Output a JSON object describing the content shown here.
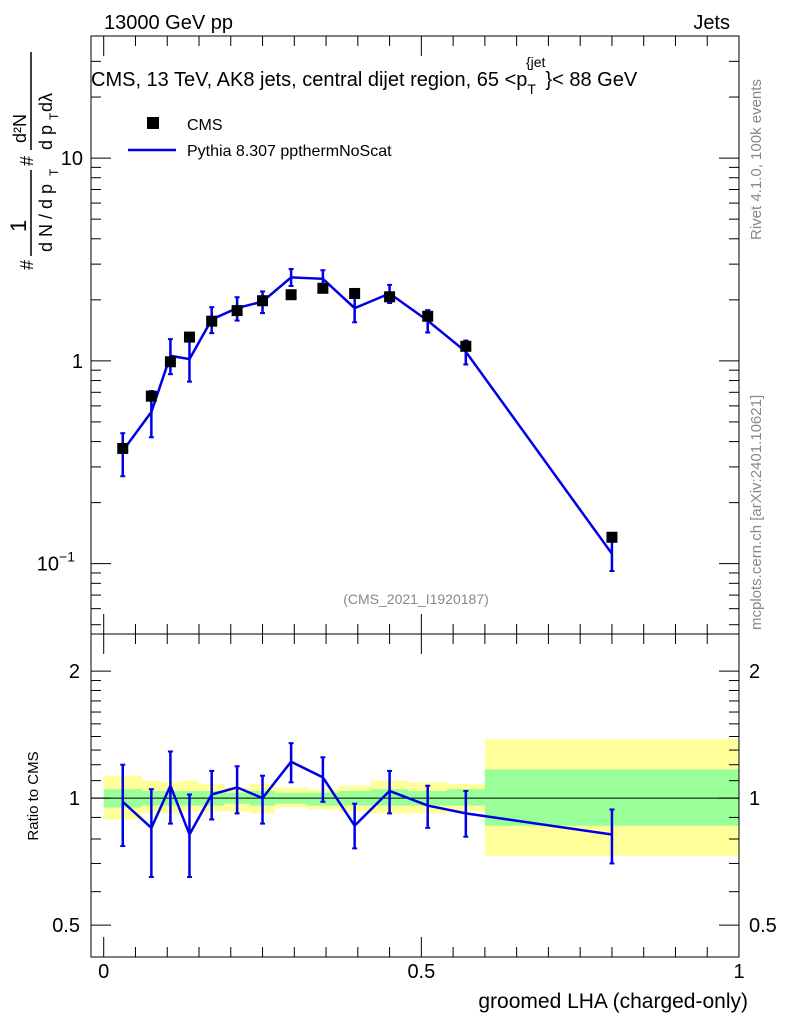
{
  "header": {
    "left": "13000 GeV pp",
    "right": "Jets"
  },
  "side_labels": {
    "rivet": "Rivet 4.1.0,  100k events",
    "mcplots": "mcplots.cern.ch [arXiv:2401.10621]"
  },
  "colors": {
    "data": "#000000",
    "mc": "#0000e6",
    "band_inner": "#99ff99",
    "band_outer": "#ffff99"
  },
  "chart_data": [
    {
      "type": "scatter",
      "title": "CMS, 13 TeV, AK8 jets, central dijet region, 65 <p_T^{jet}< 88 GeV",
      "title_parts": {
        "main": "CMS, 13 TeV, AK8 jets, central dijet region, 65 <p",
        "sub": "T",
        "sup": "{jet",
        "tail": "}< 88 GeV"
      },
      "watermark": "(CMS_2021_I1920187)",
      "ylabel": "1/(dN/dp_T) d²N/(dp_T dλ)",
      "ylabel_parts": {
        "frac_top": "1",
        "frac_bottom": "d N / d p",
        "sub_T": "T",
        "hash": "#",
        "d2N_top": "d²N",
        "d2N_bottom": "d p",
        "dl": " dλ"
      },
      "yscale": "log",
      "ylim": [
        0.045,
        40
      ],
      "yticks": [
        {
          "value": 0.1,
          "label": "10",
          "exp": "−1"
        },
        {
          "value": 1,
          "label": "1",
          "exp": ""
        },
        {
          "value": 10,
          "label": "10",
          "exp": ""
        }
      ],
      "xlim": [
        -0.02,
        1.0
      ],
      "legend_position": "top-left",
      "series": [
        {
          "name": "CMS",
          "kind": "markers",
          "x": [
            0.03,
            0.075,
            0.105,
            0.135,
            0.17,
            0.21,
            0.25,
            0.295,
            0.345,
            0.395,
            0.45,
            0.51,
            0.57,
            0.8
          ],
          "y": [
            0.37,
            0.67,
            0.99,
            1.31,
            1.57,
            1.77,
            1.98,
            2.12,
            2.28,
            2.15,
            2.07,
            1.66,
            1.18,
            0.135
          ],
          "xerr": [
            0.015,
            0.015,
            0.015,
            0.015,
            0.02,
            0.02,
            0.02,
            0.025,
            0.025,
            0.025,
            0.03,
            0.03,
            0.03,
            0.2
          ]
        },
        {
          "name": "Pythia 8.307 ppthermNoScat",
          "kind": "line",
          "x": [
            0.03,
            0.075,
            0.105,
            0.135,
            0.17,
            0.21,
            0.25,
            0.295,
            0.345,
            0.395,
            0.45,
            0.51,
            0.57,
            0.8
          ],
          "y": [
            0.36,
            0.56,
            1.06,
            1.02,
            1.6,
            1.82,
            1.96,
            2.58,
            2.54,
            1.82,
            2.15,
            1.58,
            1.11,
            0.112
          ],
          "ylow": [
            0.27,
            0.42,
            0.86,
            0.79,
            1.37,
            1.58,
            1.72,
            2.34,
            2.28,
            1.55,
            1.93,
            1.38,
            0.96,
            0.092
          ],
          "yhigh": [
            0.44,
            0.71,
            1.28,
            1.3,
            1.84,
            2.06,
            2.2,
            2.84,
            2.8,
            2.09,
            2.37,
            1.78,
            1.26,
            0.133
          ]
        }
      ]
    },
    {
      "type": "line",
      "ylabel": "Ratio to CMS",
      "xlabel": "groomed LHA (charged-only)",
      "yscale": "log",
      "ylim": [
        0.42,
        2.45
      ],
      "yticks": [
        {
          "value": 0.5,
          "label": "0.5"
        },
        {
          "value": 1,
          "label": "1"
        },
        {
          "value": 2,
          "label": "2"
        }
      ],
      "xlim": [
        -0.02,
        1.0
      ],
      "xticks": [
        {
          "value": 0,
          "label": "0"
        },
        {
          "value": 0.5,
          "label": "0.5"
        },
        {
          "value": 1,
          "label": "1"
        }
      ],
      "reference_line": 1,
      "band_bins": [
        {
          "x0": 0.0,
          "x1": 0.06,
          "inner": [
            0.95,
            1.05
          ],
          "outer": [
            0.89,
            1.13
          ]
        },
        {
          "x0": 0.06,
          "x1": 0.09,
          "inner": [
            0.96,
            1.04
          ],
          "outer": [
            0.92,
            1.1
          ]
        },
        {
          "x0": 0.09,
          "x1": 0.12,
          "inner": [
            0.96,
            1.04
          ],
          "outer": [
            0.92,
            1.09
          ]
        },
        {
          "x0": 0.12,
          "x1": 0.15,
          "inner": [
            0.96,
            1.04
          ],
          "outer": [
            0.93,
            1.1
          ]
        },
        {
          "x0": 0.15,
          "x1": 0.19,
          "inner": [
            0.96,
            1.04
          ],
          "outer": [
            0.93,
            1.08
          ]
        },
        {
          "x0": 0.19,
          "x1": 0.23,
          "inner": [
            0.97,
            1.03
          ],
          "outer": [
            0.93,
            1.06
          ]
        },
        {
          "x0": 0.23,
          "x1": 0.27,
          "inner": [
            0.96,
            1.04
          ],
          "outer": [
            0.92,
            1.08
          ]
        },
        {
          "x0": 0.27,
          "x1": 0.32,
          "inner": [
            0.97,
            1.03
          ],
          "outer": [
            0.95,
            1.06
          ]
        },
        {
          "x0": 0.32,
          "x1": 0.37,
          "inner": [
            0.96,
            1.03
          ],
          "outer": [
            0.94,
            1.05
          ]
        },
        {
          "x0": 0.37,
          "x1": 0.42,
          "inner": [
            0.96,
            1.04
          ],
          "outer": [
            0.93,
            1.07
          ]
        },
        {
          "x0": 0.42,
          "x1": 0.48,
          "inner": [
            0.96,
            1.05
          ],
          "outer": [
            0.92,
            1.1
          ]
        },
        {
          "x0": 0.48,
          "x1": 0.54,
          "inner": [
            0.96,
            1.04
          ],
          "outer": [
            0.92,
            1.09
          ]
        },
        {
          "x0": 0.54,
          "x1": 0.6,
          "inner": [
            0.96,
            1.05
          ],
          "outer": [
            0.93,
            1.08
          ]
        },
        {
          "x0": 0.6,
          "x1": 1.0,
          "inner": [
            0.86,
            1.17
          ],
          "outer": [
            0.73,
            1.38
          ]
        }
      ],
      "series": [
        {
          "name": "Pythia 8.307 ppthermNoScat / CMS",
          "x": [
            0.03,
            0.075,
            0.105,
            0.135,
            0.17,
            0.21,
            0.25,
            0.295,
            0.345,
            0.395,
            0.45,
            0.51,
            0.57,
            0.8
          ],
          "y": [
            0.98,
            0.85,
            1.07,
            0.82,
            1.02,
            1.06,
            1.0,
            1.22,
            1.12,
            0.86,
            1.04,
            0.96,
            0.92,
            0.82
          ],
          "ylow": [
            0.77,
            0.65,
            0.87,
            0.65,
            0.89,
            0.92,
            0.87,
            1.09,
            0.98,
            0.76,
            0.92,
            0.85,
            0.81,
            0.7
          ],
          "yhigh": [
            1.2,
            1.05,
            1.29,
            1.02,
            1.16,
            1.19,
            1.13,
            1.35,
            1.25,
            0.97,
            1.16,
            1.07,
            1.04,
            0.94
          ]
        }
      ]
    }
  ]
}
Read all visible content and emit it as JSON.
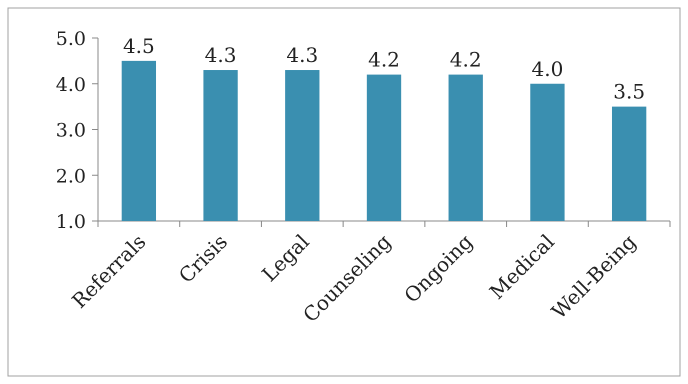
{
  "chart_data": {
    "type": "bar",
    "categories": [
      "Referrals",
      "Crisis",
      "Legal",
      "Counseling",
      "Ongoing",
      "Medical",
      "Well-Being"
    ],
    "values": [
      4.5,
      4.3,
      4.3,
      4.2,
      4.2,
      4.0,
      3.5
    ],
    "data_labels": [
      "4.5",
      "4.3",
      "4.3",
      "4.2",
      "4.2",
      "4.0",
      "3.5"
    ],
    "yticks": [
      "1.0",
      "2.0",
      "3.0",
      "4.0",
      "5.0"
    ],
    "ylim": [
      1.0,
      5.0
    ],
    "grid": false,
    "bar_color": "#3a8fb0",
    "axis_color": "#888888",
    "border_color": "#a0a0a0"
  }
}
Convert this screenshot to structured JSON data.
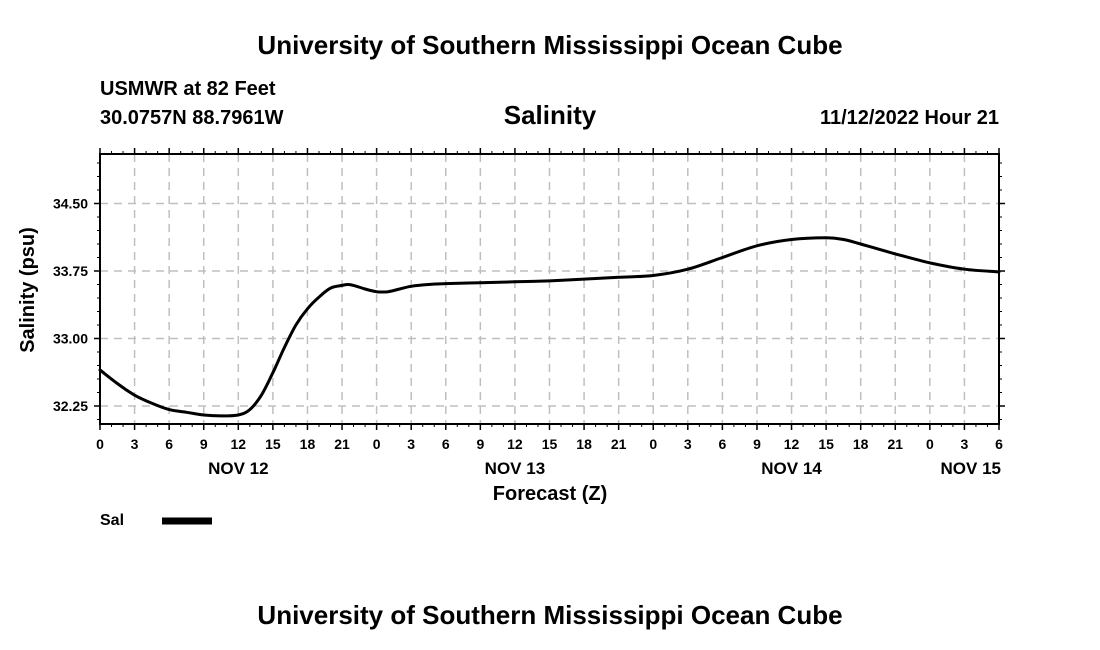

======

**Direction**
Reply with nothing but the number of lines in the data above that contain "ppthermNoScat".

**Task result**
2